[BRIEF] What is the number of lines containing the word "KOHDE"? Please answer with that number and nothing more.

[DATA FOR PROCESSING]
:::

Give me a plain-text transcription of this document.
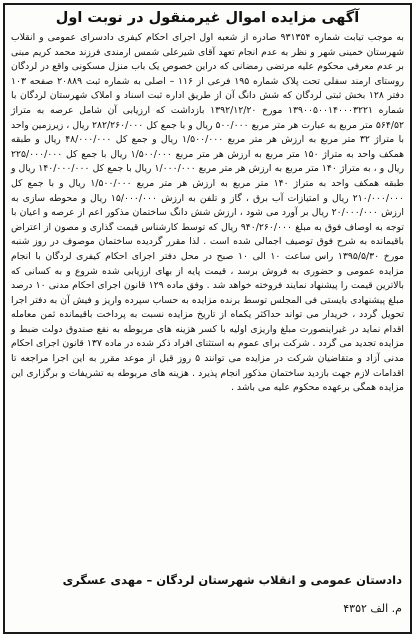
آگهی مزایده اموال غیرمنقول در نوبت اول
به موجب تیابت شماره ۹۳۱۳۵۴ صادره از شعبه اول اجرای احکام کیفری دادسرای عمومی و انقلاب شهرستان خمینی شهر و نظر به عدم انجام تعهد آقای شیرعلی شمس ارمندی فرزند محمد کریم مبنی بر عدم معرفی محکوم علیه مرتضی رمضانی که دراین خصوص یک باب منزل مسکونی واقع در لردگان روستای ارمند سفلی تحت پلاک شماره ۱۹۵ فرعی از ۱۱۶ – اصلی به شماره ثبت ۲۰۸۸۹ صفحه ۱۰۳ دفتر ۱۲۸ بخش ثبتی لردگان که شش دانگ آن از طریق اداره ثبت اسناد و املاک شهرستان لردگان با شماره ۱۳۹۰۰۵۰۰۱۴۰۰۰۳۲۲۱ مورخ ۱۳۹۲/۱۲/۲۰ بازداشت که ارزیابی آن شامل عرصه به متراژ ۵۶۴/۵۲ متر مربع به عبارت هر متر مربع ۵۰۰/۰۰۰ ریال و با جمع کل ۲۸۲/۲۶۰/۰۰۰ ریال ، زیرزمین واحد با متراژ ۳۲ متر مربع به ارزش هر متر مربع ۱/۵۰۰/۰۰۰ ریال و جمع کل ۴۸/۰۰۰/۰۰۰ ریال و طبقه همکف واحد به متراژ ۱۵۰ متر مربع به ارزش هر متر مربع ۱/۵۰۰/۰۰۰ ریال با جمع کل ۲۲۵/۰۰۰/۰۰۰ ریال و ، به متراژ ۱۴۰ متر مربع به ارزش هر متر مربع ۱/۰۰۰/۰۰۰ ریال با جمع کل ۱۴۰/۰۰۰/۰۰۰ ریال و طبقه همکف واحد به متراژ ۱۴۰ متر مربع به ارزش هر متر مربع ۱/۵۰۰/۰۰۰ ریال و با جمع کل ۲۱۰/۰۰۰/۰۰۰ ریال و امتیازات آب برق ، گاز و تلفن به ارزش ۱۵/۰۰۰/۰۰۰ ریال و محوطه سازی به ارزش ۲۰/۰۰۰/۰۰۰ ریال بر آورد می شود ، ارزش شش دانگ ساختمان مذکور اعم از عرصه و اعیان با توجه به اوصاف فوق به مبلغ ۹۴۰/۲۶۰/۰۰۰ ریال که توسط کارشناس قیمت گذاری و مصون از اعتراض باقیمانده به شرح فوق توصیف اجمالی شده است . لذا مقرر گردیده ساختمان موصوف در روز شنبه مورخ ۱۳۹۵/۵/۳۰ راس ساعت ۱۰ الی ۱۰ صبح در محل دفتر اجرای احکام کیفری لردگان با انجام مزایده عمومی و حضوری به فروش برسد ، قیمت پایه از بهای ارزیابی شده شروع و به کسانی که بالاترین قیمت را پیشنهاد نمایند فروخته خواهد شد . وفق ماده ۱۲۹ قانون اجرای احکام مدنی ۱۰ درصد مبلغ پیشنهادی بایستی فی المجلس توسط برنده مزایده به حساب سپرده واریز و فیش آن به دفتر اجرا تحویل گردد ، خریدار می تواند حداکثر یکماه از تاریخ مزایده نسبت به پرداخت باقیمانده ثمن معامله اقدام نماید در غیراینصورت مبلغ واریزی اولیه با کسر هزینه های مربوطه به نفع صندوق دولت ضبط و مزایده تجدید می گردد . شرکت برای عموم به استثنای افراد ذکر شده در ماده ۱۳۷ قانون اجرای احکام مدنی آزاد و متقاضیان شرکت در مزایده می توانند ۵ روز قبل از موعد مقرر به این اجرا مراجعه تا اقدامات لازم جهت بازدید ساختمان مذکور انجام پذیرد . هزینه های مربوطه به تشریفات و برگزاری این مزایده همگی برعهده محکوم علیه می باشد .
دادستان عمومی و انقلاب شهرستان لردگان – مهدی عسگری
م. الف ۴۳۵۲
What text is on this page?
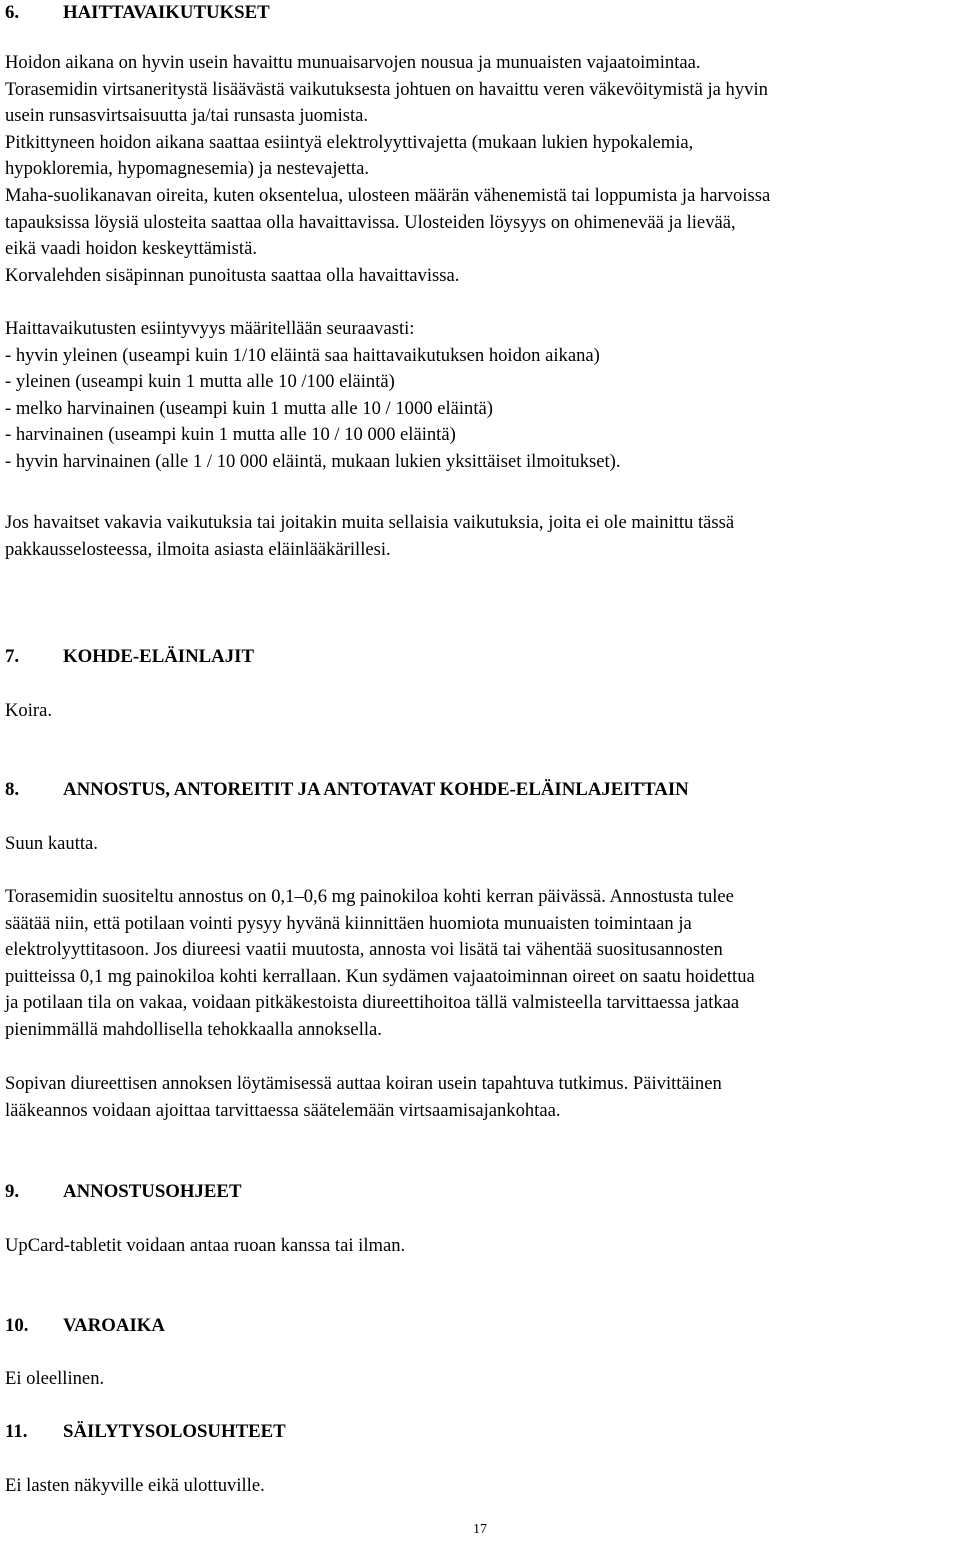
6. HAITTAVAIKUTUKSET
Hoidon aikana on hyvin usein havaittu munuaisarvojen nousua ja munuaisten vajaatoimintaa.
Torasemidin virtsaneritystä lisäävästä vaikutuksesta johtuen on havaittu veren väkevöitymistä ja hyvin
usein runsasvirtsaisuutta ja/tai runsasta juomista.
Pitkittyneen hoidon aikana saattaa esiintyä elektrolyyttivajetta (mukaan lukien hypokalemia,
hypokloremia, hypomagnesemia) ja nestevajetta.
Maha-suolikanavan oireita, kuten oksentelua, ulosteen määrän vähenemistä tai loppumista ja harvoissa
tapauksissa löysiä ulosteita saattaa olla havaittavissa. Ulosteiden löysyys on ohimenevää ja lievää,
eikä vaadi hoidon keskeyttämistä.
Korvalehden sisäpinnan punoitusta saattaa olla havaittavissa.
Haittavaikutusten esiintyvyys määritellään seuraavasti:
- hyvin yleinen (useampi kuin 1/10 eläintä saa haittavaikutuksen hoidon aikana)
- yleinen (useampi kuin 1 mutta alle 10 /100 eläintä)
- melko harvinainen (useampi kuin 1 mutta alle 10 / 1000 eläintä)
- harvinainen (useampi kuin 1 mutta alle 10 / 10 000 eläintä)
- hyvin harvinainen (alle 1 / 10 000 eläintä, mukaan lukien yksittäiset ilmoitukset).
Jos havaitset vakavia vaikutuksia tai joitakin muita sellaisia vaikutuksia, joita ei ole mainittu tässä
pakkausselosteessa, ilmoita asiasta eläinlääkärillesi.
7. KOHDE-ELÄINLAJIT
Koira.
8. ANNOSTUS, ANTOREITIT JA ANTOTAVAT KOHDE-ELÄINLAJEITTAIN
Suun kautta.
Torasemidin suositeltu annostus on 0,1–0,6 mg painokiloa kohti kerran päivässä. Annostusta tulee
säätää niin, että potilaan vointi pysyy hyvänä kiinnittäen huomiota munuaisten toimintaan ja
elektrolyyttitasoon. Jos diureesi vaatii muutosta, annosta voi lisätä tai vähentää suositusannosten
puitteissa 0,1 mg painokiloa kohti kerrallaan. Kun sydämen vajaatoiminnan oireet on saatu hoidettua
ja potilaan tila on vakaa, voidaan pitkäkestoista diureettihoitoa tällä valmisteella tarvittaessa jatkaa
pienimmällä mahdollisella tehokkaalla annoksella.
Sopivan diureettisen annoksen löytämisessä auttaa koiran usein tapahtuva tutkimus. Päivittäinen
lääkeannos voidaan ajoittaa tarvittaessa säätelemään virtsaamisajankohtaa.
9. ANNOSTUSOHJEET
UpCard-tabletit voidaan antaa ruoan kanssa tai ilman.
10. VAROAIKA
Ei oleellinen.
11. SÄILYTYSOLOSUHTEET
Ei lasten näkyville eikä ulottuville.
17
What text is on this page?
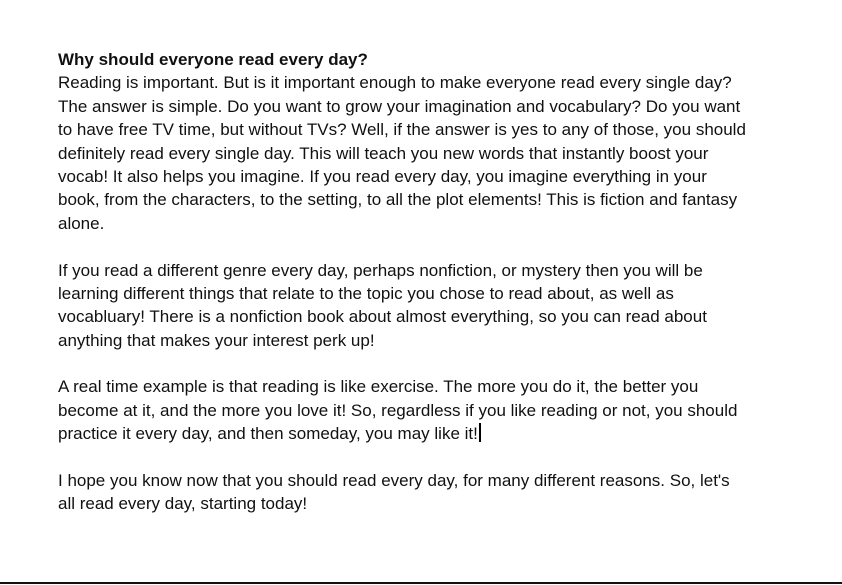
Why should everyone read every day?
Reading is important. But is it important enough to make everyone read every single day?
The answer is simple. Do you want to grow your imagination and vocabulary? Do you want
to have free TV time, but without TVs? Well, if the answer is yes to any of those, you should
definitely read every single day. This will teach you new words that instantly boost your
vocab! It also helps you imagine. If you read every day, you imagine everything in your
book, from the characters, to the setting, to all the plot elements! This is fiction and fantasy
alone.
If you read a different genre every day, perhaps nonfiction, or mystery then you will be
learning different things that relate to the topic you chose to read about, as well as
vocabluary! There is a nonfiction book about almost everything, so you can read about
anything that makes your interest perk up!
A real time example is that reading is like exercise. The more you do it, the better you
become at it, and the more you love it! So, regardless if you like reading or not, you should
practice it every day, and then someday, you may like it!
I hope you know now that you should read every day, for many different reasons. So, let's
all read every day, starting today!
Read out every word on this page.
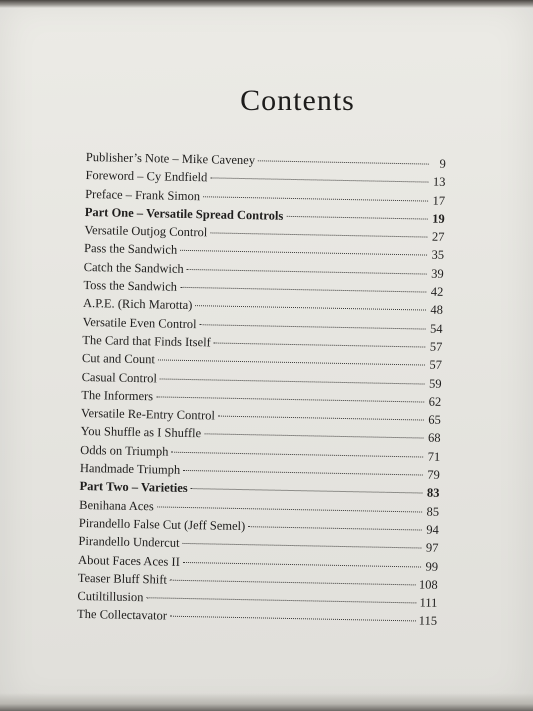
Contents
Publisher’s Note – Mike Caveney	9
Foreword – Cy Endfield	13
Preface – Frank Simon	17
Part One – Versatile Spread Controls	19
Versatile Outjog Control	27
Pass the Sandwich	35
Catch the Sandwich	39
Toss the Sandwich	42
A.P.E. (Rich Marotta)	48
Versatile Even Control	54
The Card that Finds Itself	57
Cut and Count	57
Casual Control	59
The Informers	62
Versatile Re-Entry Control	65
You Shuffle as I Shuffle	68
Odds on Triumph	71
Handmade Triumph	79
Part Two – Varieties	83
Benihana Aces	85
Pirandello False Cut (Jeff Semel)	94
Pirandello Undercut	97
About Faces Aces II	99
Teaser Bluff Shift	108
Cutiltillusion	111
The Collectavator	115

:::

[REPLY TO THE TASK] 2